• SHORT TASK:
Only the pictures are to be left out; set down the rest of the records exactly.

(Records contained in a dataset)

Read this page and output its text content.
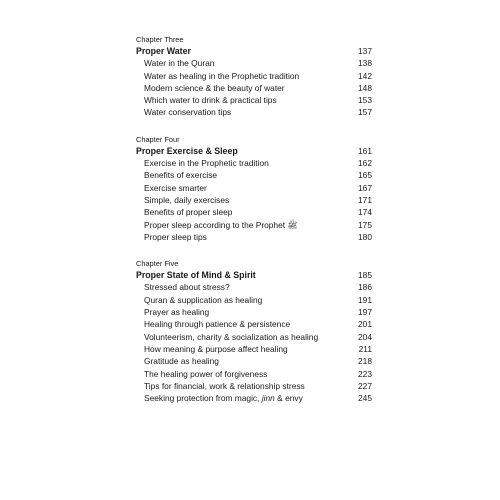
Chapter Three
Proper Water	137
Water in the Quran	138
Water as healing in the Prophetic tradition	142
Modern science & the beauty of water	148
Which water to drink & practical tips	153
Water conservation tips	157
Chapter Four
Proper Exercise & Sleep	161
Exercise in the Prophetic tradition	162
Benefits of exercise	165
Exercise smarter	167
Simple, daily exercises	171
Benefits of proper sleep	174
Proper sleep according to the Prophet ﷺ	175
Proper sleep tips	180
Chapter Five
Proper State of Mind & Spirit	185
Stressed about stress?	186
Quran & supplication as healing	191
Prayer as healing	197
Healing through patience & persistence	201
Volunteerism, charity & socialization as healing	204
How meaning & purpose affect healing	211
Gratitude as healing	218
The healing power of forgiveness	223
Tips for financial, work & relationship stress	227
Seeking protection from magic, jinn & envy	245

• PROBLEM SOLUTION:
Read this page and output its text content.
Chapter Three
Proper Water	137
Water in the Quran	138
Water as healing in the Prophetic tradition	142
Modern science & the beauty of water	148
Which water to drink & practical tips	153
Water conservation tips	157
Chapter Four
Proper Exercise & Sleep	161
Exercise in the Prophetic tradition	162
Benefits of exercise	165
Exercise smarter	167
Simple, daily exercises	171
Benefits of proper sleep	174
Proper sleep according to the Prophet ﷺ	175
Proper sleep tips	180
Chapter Five
Proper State of Mind & Spirit	185
Stressed about stress?	186
Quran & supplication as healing	191
Prayer as healing	197
Healing through patience & persistence	201
Volunteerism, charity & socialization as healing	204
How meaning & purpose affect healing	211
Gratitude as healing	218
The healing power of forgiveness	223
Tips for financial, work & relationship stress	227
Seeking protection from magic, jinn & envy	245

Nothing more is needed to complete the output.